_Written instruction_.
Write the records below out again exactly as given, with no images.

_Dataset excerpts_.

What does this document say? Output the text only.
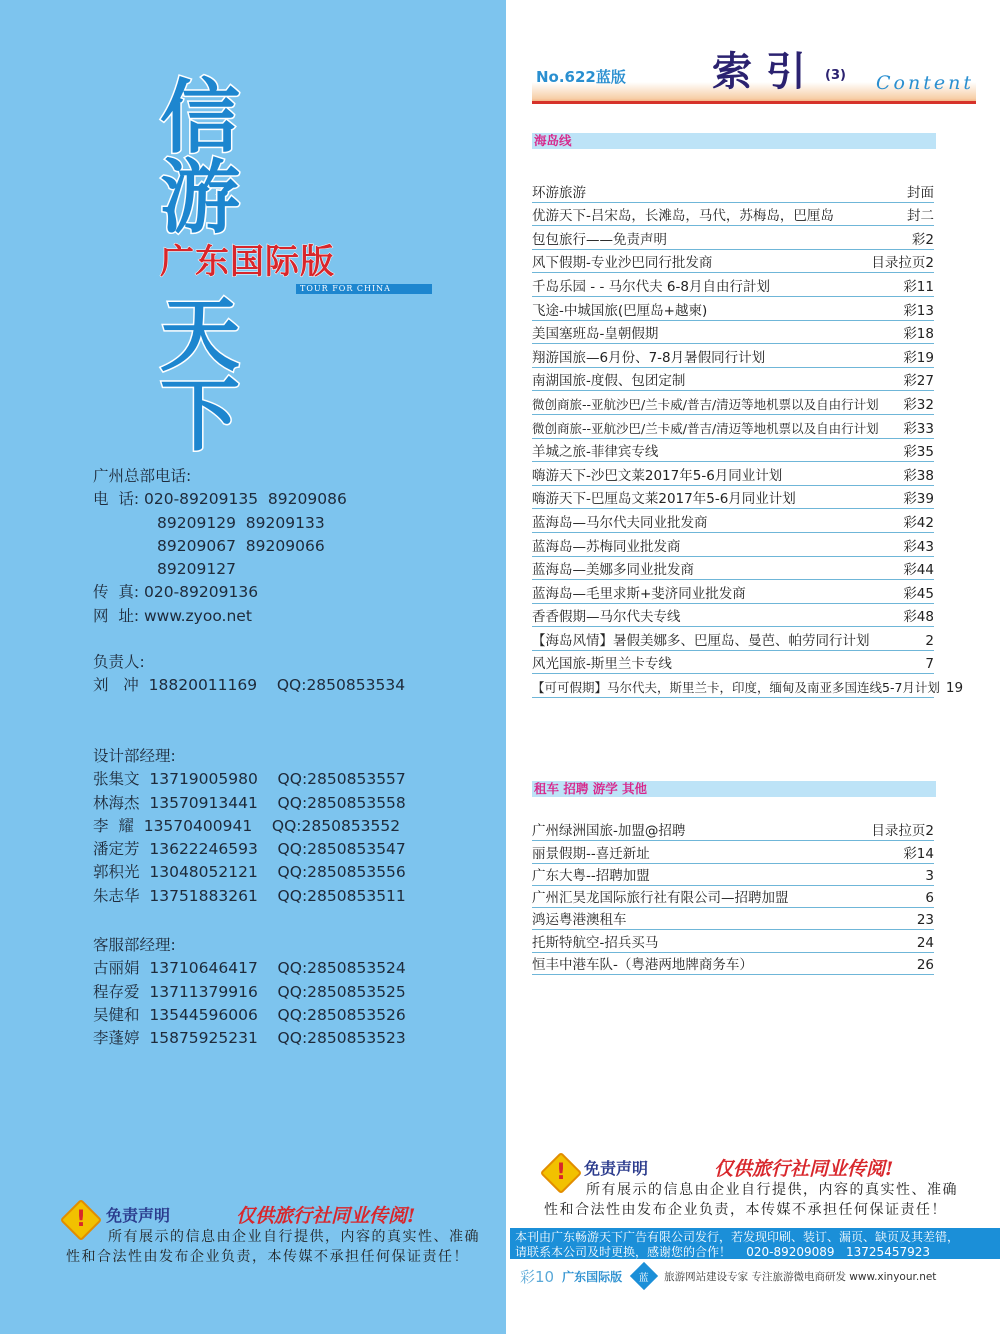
信
游
广东国际版
TOUR FOR CHINA
天
下
广州总部电话:
电  话: 020-89209135  89209086
89209129  89209133
89209067  89209066
89209127
传  真: 020-89209136
网  址: www.zyoo.net
负责人:
刘   冲  18820011169    QQ:2850853534
设计部经理:
张集文  13719005980    QQ:2850853557
林海杰  13570913441    QQ:2850853558
李  耀  13570400941    QQ:2850853552
潘定芳  13622246593    QQ:2850853547
郭积光  13048052121    QQ:2850853556
朱志华  13751883261    QQ:2850853511
客服部经理:
古丽娟  13710646417    QQ:2850853524
程存爱  13711379916    QQ:2850853525
吴健和  13544596006    QQ:2850853526
李蓬婷  15875925231    QQ:2850853523
!	免责声明	仅供旅行社同业传阅!
所有展示的信息由企业自行提供，内容的真实性、准确
性和合法性由发布企业负责，本传媒不承担任何保证责任！
No.622蓝版 索引 (3) Content
海岛线
环游旅游	封面
优游天下-吕宋岛，长滩岛，马代，苏梅岛，巴厘岛	封二
包包旅行——免责声明	彩2
风下假期-专业沙巴同行批发商	目录拉页2
千岛乐园 - - 马尔代夫 6-8月自由行計划	彩11
飞途-中城国旅(巴厘岛+越柬)	彩13
美国塞班岛-皇朝假期	彩18
翔游国旅—6月份、7-8月暑假同行计划	彩19
南湖国旅-度假、包团定制	彩27
微创商旅--亚航沙巴/兰卡威/普吉/清迈等地机票以及自由行计划	彩32
微创商旅--亚航沙巴/兰卡威/普吉/清迈等地机票以及自由行计划	彩33
羊城之旅-菲律宾专线	彩35
嗨游天下-沙巴文莱2017年5-6月同业计划	彩38
嗨游天下-巴厘岛文莱2017年5-6月同业计划	彩39
蓝海岛—马尔代夫同业批发商	彩42
蓝海岛—苏梅同业批发商	彩43
蓝海岛—美娜多同业批发商	彩44
蓝海岛—毛里求斯+斐济同业批发商	彩45
香香假期—马尔代夫专线	彩48
【海岛风情】暑假美娜多、巴厘岛、曼芭、帕劳同行计划	2
风光国旅-斯里兰卡专线	7
【可可假期】马尔代夫，斯里兰卡，印度，缅甸及南亚多国连线5-7月计划 19
租车 招聘 游学 其他
广州绿洲国旅-加盟@招聘	目录拉页2
丽景假期--喜迁新址	彩14
广东大粤--招聘加盟	3
广州汇昊龙国际旅行社有限公司—招聘加盟	6
鸿运粤港澳租车	23
托斯特航空-招兵买马	24
恒丰中港车队-（粤港两地牌商务车）	26
!	免责声明	仅供旅行社同业传阅!
所有展示的信息由企业自行提供，内容的真实性、准确
性和合法性由发布企业负责，本传媒不承担任何保证责任！
本刊由广东畅游天下广告有限公司发行，若发现印刷、装订、漏页、缺页及其差错，
请联系本公司及时更换，感谢您的合作！    020-89209089   13725457923
彩10 广东国际版 蓝 旅游网站建设专家 专注旅游微电商研发 www.xinyour.net
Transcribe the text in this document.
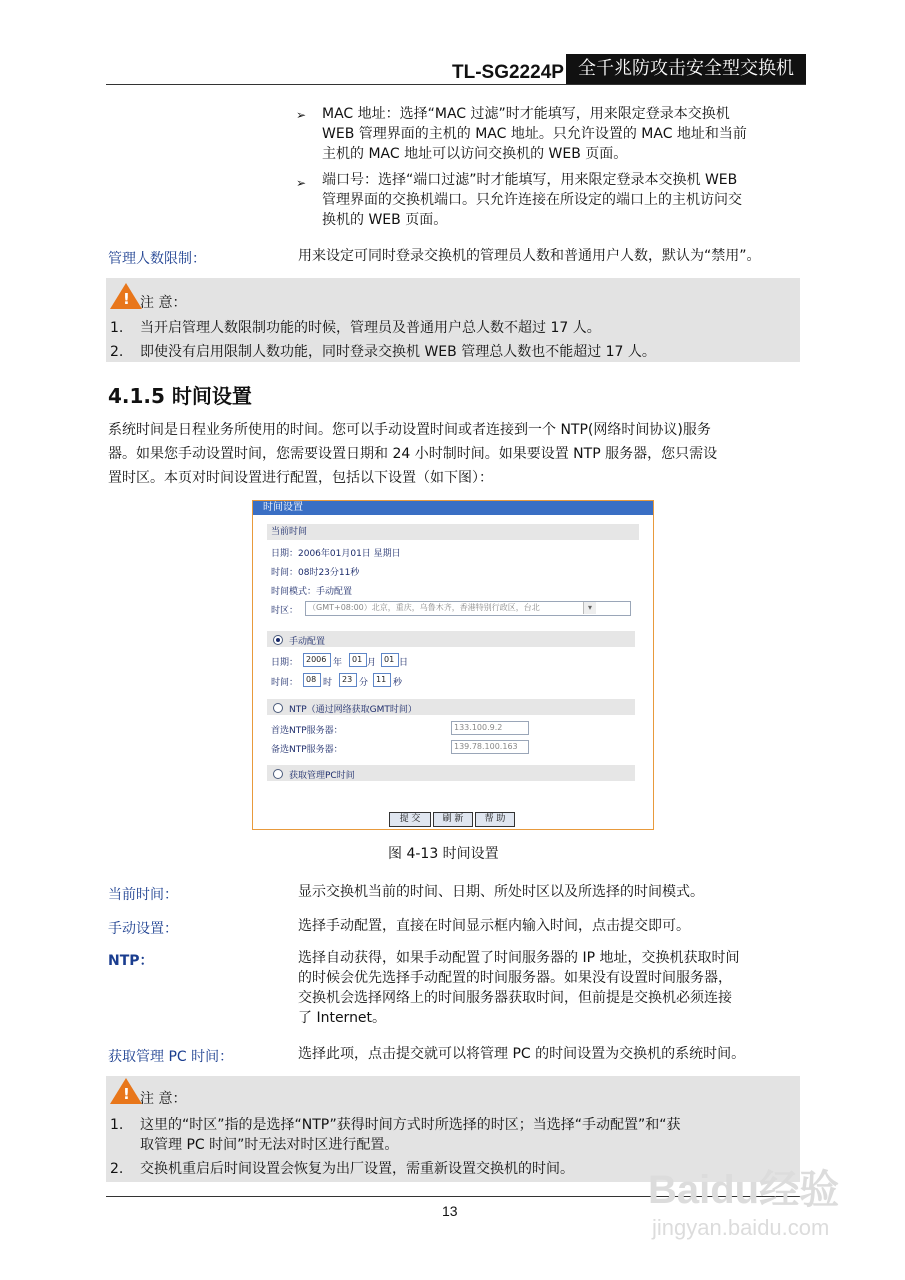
TL-SG2224P 全千兆防攻击安全型交换机
➢ MAC 地址：选择“MAC 过滤”时才能填写，用来限定登录本交换机
WEB 管理界面的主机的 MAC 地址。只允许设置的 MAC 地址和当前
主机的 MAC 地址可以访问交换机的 WEB 页面。
➢ 端口号：选择“端口过滤”时才能填写，用来限定登录本交换机 WEB
管理界面的交换机端口。只允许连接在所设定的端口上的主机访问交
换机的 WEB 页面。
管理人数限制：	用来设定可同时登录交换机的管理员人数和普通用户人数，默认为“禁用”。
! 注 意：
1. 当开启管理人数限制功能的时候，管理员及普通用户总人数不超过 17 人。
2. 即使没有启用限制人数功能，同时登录交换机 WEB 管理总人数也不能超过 17 人。
4.1.5 时间设置
系统时间是日程业务所使用的时间。您可以手动设置时间或者连接到一个 NTP(网络时间协议)服务
器。如果您手动设置时间，您需要设置日期和 24 小时制时间。如果要设置 NTP 服务器，您只需设
置时区。本页对时间设置进行配置，包括以下设置（如下图）：
时间设置
当前时间
日期：2006年01月01日 星期日
时间：08时23分11秒
时间模式：手动配置
时区：	（GMT+08:00）北京，重庆，乌鲁木齐，香港特别行政区，台北	▾
手动配置
日期： 2006 年	01 月 01 日
时间： 08 时	23 分 11 秒
NTP（通过网络获取GMT时间）
首选NTP服务器：	133.100.9.2
备选NTP服务器：	139.78.100.163
获取管理PC时间
提 交	刷 新	帮 助
图 4-13 时间设置
当前时间：	显示交换机当前的时间、日期、所处时区以及所选择的时间模式。
手动设置：	选择手动配置，直接在时间显示框内输入时间，点击提交即可。
NTP：	选择自动获得，如果手动配置了时间服务器的 IP 地址，交换机获取时间
的时候会优先选择手动配置的时间服务器。如果没有设置时间服务器，
交换机会选择网络上的时间服务器获取时间，但前提是交换机必须连接
了 Internet。
获取管理 PC 时间：	选择此项，点击提交就可以将管理 PC 的时间设置为交换机的系统时间。
! 注 意：
1. 这里的“时区”指的是选择“NTP”获得时间方式时所选择的时区；当选择“手动配置”和“获
取管理 PC 时间”时无法对时区进行配置。
2. 交换机重启后时间设置会恢复为出厂设置，需重新设置交换机的时间。
13	Baidu经验
jingyan.baidu.com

_Answer for the task_.
What does this document say? Output the text only.
信
游
广东国际版
TOUR FOR CHINA
天
下
广州总部电话:
电  话: 020-89209135  89209086
89209129  89209133
89209067  89209066
89209127
传  真: 020-89209136
网  址: www.zyoo.net
负责人:
刘   冲  18820011169    QQ:2850853534
设计部经理:
张集文  13719005980    QQ:2850853557
林海杰  13570913441    QQ:2850853558
李  耀  13570400941    QQ:2850853552
潘定芳  13622246593    QQ:2850853547
郭积光  13048052121    QQ:2850853556
朱志华  13751883261    QQ:2850853511
客服部经理:
古丽娟  13710646417    QQ:2850853524
程存爱  13711379916    QQ:2850853525
吴健和  13544596006    QQ:2850853526
李蓬婷  15875925231    QQ:2850853523
!	免责声明	仅供旅行社同业传阅!
所有展示的信息由企业自行提供，内容的真实性、准确
性和合法性由发布企业负责，本传媒不承担任何保证责任！
No.622蓝版 索引 (3) Content
海岛线
环游旅游	封面
优游天下-吕宋岛，长滩岛，马代，苏梅岛，巴厘岛	封二
包包旅行——免责声明	彩2
风下假期-专业沙巴同行批发商	目录拉页2
千岛乐园 - - 马尔代夫 6-8月自由行計划	彩11
飞途-中城国旅(巴厘岛+越柬)	彩13
美国塞班岛-皇朝假期	彩18
翔游国旅—6月份、7-8月暑假同行计划	彩19
南湖国旅-度假、包团定制	彩27
微创商旅--亚航沙巴/兰卡威/普吉/清迈等地机票以及自由行计划	彩32
微创商旅--亚航沙巴/兰卡威/普吉/清迈等地机票以及自由行计划	彩33
羊城之旅-菲律宾专线	彩35
嗨游天下-沙巴文莱2017年5-6月同业计划	彩38
嗨游天下-巴厘岛文莱2017年5-6月同业计划	彩39
蓝海岛—马尔代夫同业批发商	彩42
蓝海岛—苏梅同业批发商	彩43
蓝海岛—美娜多同业批发商	彩44
蓝海岛—毛里求斯+斐济同业批发商	彩45
香香假期—马尔代夫专线	彩48
【海岛风情】暑假美娜多、巴厘岛、曼芭、帕劳同行计划	2
风光国旅-斯里兰卡专线	7
【可可假期】马尔代夫，斯里兰卡，印度，缅甸及南亚多国连线5-7月计划 19
租车 招聘 游学 其他
广州绿洲国旅-加盟@招聘	目录拉页2
丽景假期--喜迁新址	彩14
广东大粤--招聘加盟	3
广州汇昊龙国际旅行社有限公司—招聘加盟	6
鸿运粤港澳租车	23
托斯特航空-招兵买马	24
恒丰中港车队-（粤港两地牌商务车）	26
!	免责声明	仅供旅行社同业传阅!
所有展示的信息由企业自行提供，内容的真实性、准确
性和合法性由发布企业负责，本传媒不承担任何保证责任！
本刊由广东畅游天下广告有限公司发行，若发现印刷、装订、漏页、缺页及其差错，
请联系本公司及时更换，感谢您的合作！    020-89209089   13725457923
彩10 广东国际版 蓝 旅游网站建设专家 专注旅游微电商研发 www.xinyour.net
Transcribe the text in this document.
TL-SG2224P 全千兆防攻击安全型交换机
➢ MAC 地址：选择“MAC 过滤”时才能填写，用来限定登录本交换机
WEB 管理界面的主机的 MAC 地址。只允许设置的 MAC 地址和当前
主机的 MAC 地址可以访问交换机的 WEB 页面。
➢ 端口号：选择“端口过滤”时才能填写，用来限定登录本交换机 WEB
管理界面的交换机端口。只允许连接在所设定的端口上的主机访问交
换机的 WEB 页面。
管理人数限制：	用来设定可同时登录交换机的管理员人数和普通用户人数，默认为“禁用”。
! 注 意：
1. 当开启管理人数限制功能的时候，管理员及普通用户总人数不超过 17 人。
2. 即使没有启用限制人数功能，同时登录交换机 WEB 管理总人数也不能超过 17 人。
4.1.5 时间设置
系统时间是日程业务所使用的时间。您可以手动设置时间或者连接到一个 NTP(网络时间协议)服务
器。如果您手动设置时间，您需要设置日期和 24 小时制时间。如果要设置 NTP 服务器，您只需设
置时区。本页对时间设置进行配置，包括以下设置（如下图）：
时间设置
当前时间
日期：2006年01月01日 星期日
时间：08时23分11秒
时间模式：手动配置
时区：	（GMT+08:00）北京，重庆，乌鲁木齐，香港特别行政区，台北	▾
手动配置
日期： 2006 年	01 月 01 日
时间： 08 时	23 分 11 秒
NTP（通过网络获取GMT时间）
首选NTP服务器：	133.100.9.2
备选NTP服务器：	139.78.100.163
获取管理PC时间
提 交	刷 新	帮 助
图 4-13 时间设置
当前时间：	显示交换机当前的时间、日期、所处时区以及所选择的时间模式。
手动设置：	选择手动配置，直接在时间显示框内输入时间，点击提交即可。
NTP：	选择自动获得，如果手动配置了时间服务器的 IP 地址，交换机获取时间
的时候会优先选择手动配置的时间服务器。如果没有设置时间服务器，
交换机会选择网络上的时间服务器获取时间，但前提是交换机必须连接
了 Internet。
获取管理 PC 时间：	选择此项，点击提交就可以将管理 PC 的时间设置为交换机的系统时间。
! 注 意：
1. 这里的“时区”指的是选择“NTP”获得时间方式时所选择的时区；当选择“手动配置”和“获
取管理 PC 时间”时无法对时区进行配置。
2. 交换机重启后时间设置会恢复为出厂设置，需重新设置交换机的时间。
13	Baidu经验
jingyan.baidu.com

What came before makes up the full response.